-- Start Dataset rows --

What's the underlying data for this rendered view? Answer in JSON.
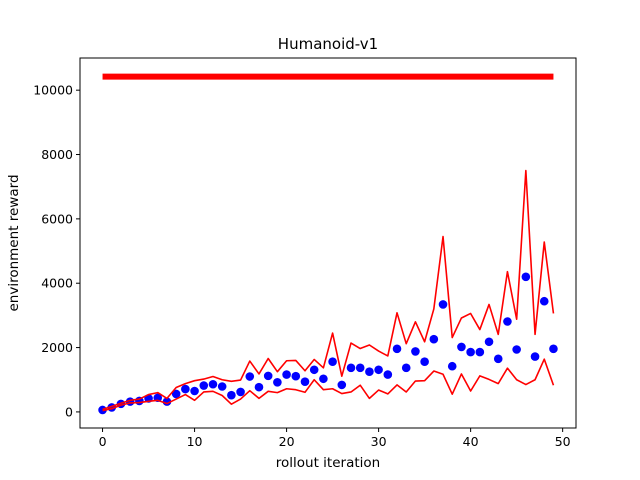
{
  "chart_data": {
    "type": "line",
    "title": "Humanoid-v1",
    "xlabel": "rollout iteration",
    "ylabel": "environment reward",
    "xlim": [
      -2.45,
      51.45
    ],
    "ylim": [
      -500,
      11000
    ],
    "xticks": [
      0,
      10,
      20,
      30,
      40,
      50
    ],
    "yticks": [
      0,
      2000,
      4000,
      6000,
      8000,
      10000
    ],
    "grid": false,
    "legend": "none",
    "x": [
      0,
      1,
      2,
      3,
      4,
      5,
      6,
      7,
      8,
      9,
      10,
      11,
      12,
      13,
      14,
      15,
      16,
      17,
      18,
      19,
      20,
      21,
      22,
      23,
      24,
      25,
      26,
      27,
      28,
      29,
      30,
      31,
      32,
      33,
      34,
      35,
      36,
      37,
      38,
      39,
      40,
      41,
      42,
      43,
      44,
      45,
      46,
      47,
      48,
      49
    ],
    "series": [
      {
        "role": "expert",
        "style": "line",
        "color": "#ff0000",
        "values": [
          10420,
          10420,
          10420,
          10420,
          10420,
          10420,
          10420,
          10420,
          10420,
          10420,
          10420,
          10420,
          10420,
          10420,
          10420,
          10420,
          10420,
          10420,
          10420,
          10420,
          10420,
          10420,
          10420,
          10420,
          10420,
          10420,
          10420,
          10420,
          10420,
          10420,
          10420,
          10420,
          10420,
          10420,
          10420,
          10420,
          10420,
          10420,
          10420,
          10420,
          10420,
          10420,
          10420,
          10420,
          10420,
          10420,
          10420,
          10420,
          10420,
          10420
        ]
      },
      {
        "role": "mean",
        "style": "points",
        "color": "#0000ff",
        "values": [
          60,
          140,
          250,
          320,
          340,
          420,
          440,
          320,
          560,
          710,
          650,
          820,
          860,
          790,
          520,
          620,
          1100,
          770,
          1120,
          920,
          1160,
          1110,
          940,
          1310,
          1030,
          1560,
          840,
          1370,
          1370,
          1250,
          1310,
          1160,
          1960,
          1370,
          1880,
          1560,
          2260,
          3340,
          1420,
          2020,
          1860,
          1860,
          2180,
          1650,
          2810,
          1940,
          4200,
          1720,
          3440,
          1960
        ]
      },
      {
        "role": "upper",
        "style": "line",
        "color": "#ff0000",
        "values": [
          80,
          170,
          270,
          360,
          400,
          540,
          600,
          420,
          760,
          880,
          970,
          1020,
          1100,
          1000,
          950,
          990,
          1580,
          1180,
          1660,
          1250,
          1590,
          1600,
          1280,
          1630,
          1370,
          2450,
          1110,
          2140,
          1970,
          2080,
          1890,
          1740,
          3080,
          2120,
          2800,
          2180,
          3200,
          5450,
          2310,
          2920,
          3060,
          2560,
          3340,
          2410,
          4360,
          2880,
          7500,
          2410,
          5280,
          3060
        ]
      },
      {
        "role": "lower",
        "style": "line",
        "color": "#ff0000",
        "values": [
          40,
          100,
          210,
          280,
          290,
          330,
          360,
          260,
          400,
          540,
          360,
          620,
          640,
          510,
          240,
          400,
          660,
          420,
          640,
          600,
          720,
          690,
          610,
          1000,
          690,
          720,
          570,
          620,
          830,
          420,
          680,
          560,
          840,
          620,
          960,
          970,
          1270,
          1170,
          550,
          1180,
          650,
          1120,
          1010,
          880,
          1360,
          1000,
          850,
          1000,
          1640,
          830
        ]
      }
    ]
  }
}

-- End Dataset rows --

## Exercise brief
Copy every line above word for word and exclude the pictures.

## Response to this task
What's the underlying data for this rendered view? Answer in JSON.
{
  "chart_data": {
    "type": "line",
    "title": "Humanoid-v1",
    "xlabel": "rollout iteration",
    "ylabel": "environment reward",
    "xlim": [
      -2.45,
      51.45
    ],
    "ylim": [
      -500,
      11000
    ],
    "xticks": [
      0,
      10,
      20,
      30,
      40,
      50
    ],
    "yticks": [
      0,
      2000,
      4000,
      6000,
      8000,
      10000
    ],
    "grid": false,
    "legend": "none",
    "x": [
      0,
      1,
      2,
      3,
      4,
      5,
      6,
      7,
      8,
      9,
      10,
      11,
      12,
      13,
      14,
      15,
      16,
      17,
      18,
      19,
      20,
      21,
      22,
      23,
      24,
      25,
      26,
      27,
      28,
      29,
      30,
      31,
      32,
      33,
      34,
      35,
      36,
      37,
      38,
      39,
      40,
      41,
      42,
      43,
      44,
      45,
      46,
      47,
      48,
      49
    ],
    "series": [
      {
        "role": "expert",
        "style": "line",
        "color": "#ff0000",
        "values": [
          10420,
          10420,
          10420,
          10420,
          10420,
          10420,
          10420,
          10420,
          10420,
          10420,
          10420,
          10420,
          10420,
          10420,
          10420,
          10420,
          10420,
          10420,
          10420,
          10420,
          10420,
          10420,
          10420,
          10420,
          10420,
          10420,
          10420,
          10420,
          10420,
          10420,
          10420,
          10420,
          10420,
          10420,
          10420,
          10420,
          10420,
          10420,
          10420,
          10420,
          10420,
          10420,
          10420,
          10420,
          10420,
          10420,
          10420,
          10420,
          10420,
          10420
        ]
      },
      {
        "role": "mean",
        "style": "points",
        "color": "#0000ff",
        "values": [
          60,
          140,
          250,
          320,
          340,
          420,
          440,
          320,
          560,
          710,
          650,
          820,
          860,
          790,
          520,
          620,
          1100,
          770,
          1120,
          920,
          1160,
          1110,
          940,
          1310,
          1030,
          1560,
          840,
          1370,
          1370,
          1250,
          1310,
          1160,
          1960,
          1370,
          1880,
          1560,
          2260,
          3340,
          1420,
          2020,
          1860,
          1860,
          2180,
          1650,
          2810,
          1940,
          4200,
          1720,
          3440,
          1960
        ]
      },
      {
        "role": "upper",
        "style": "line",
        "color": "#ff0000",
        "values": [
          80,
          170,
          270,
          360,
          400,
          540,
          600,
          420,
          760,
          880,
          970,
          1020,
          1100,
          1000,
          950,
          990,
          1580,
          1180,
          1660,
          1250,
          1590,
          1600,
          1280,
          1630,
          1370,
          2450,
          1110,
          2140,
          1970,
          2080,
          1890,
          1740,
          3080,
          2120,
          2800,
          2180,
          3200,
          5450,
          2310,
          2920,
          3060,
          2560,
          3340,
          2410,
          4360,
          2880,
          7500,
          2410,
          5280,
          3060
        ]
      },
      {
        "role": "lower",
        "style": "line",
        "color": "#ff0000",
        "values": [
          40,
          100,
          210,
          280,
          290,
          330,
          360,
          260,
          400,
          540,
          360,
          620,
          640,
          510,
          240,
          400,
          660,
          420,
          640,
          600,
          720,
          690,
          610,
          1000,
          690,
          720,
          570,
          620,
          830,
          420,
          680,
          560,
          840,
          620,
          960,
          970,
          1270,
          1170,
          550,
          1180,
          650,
          1120,
          1010,
          880,
          1360,
          1000,
          850,
          1000,
          1640,
          830
        ]
      }
    ]
  }
}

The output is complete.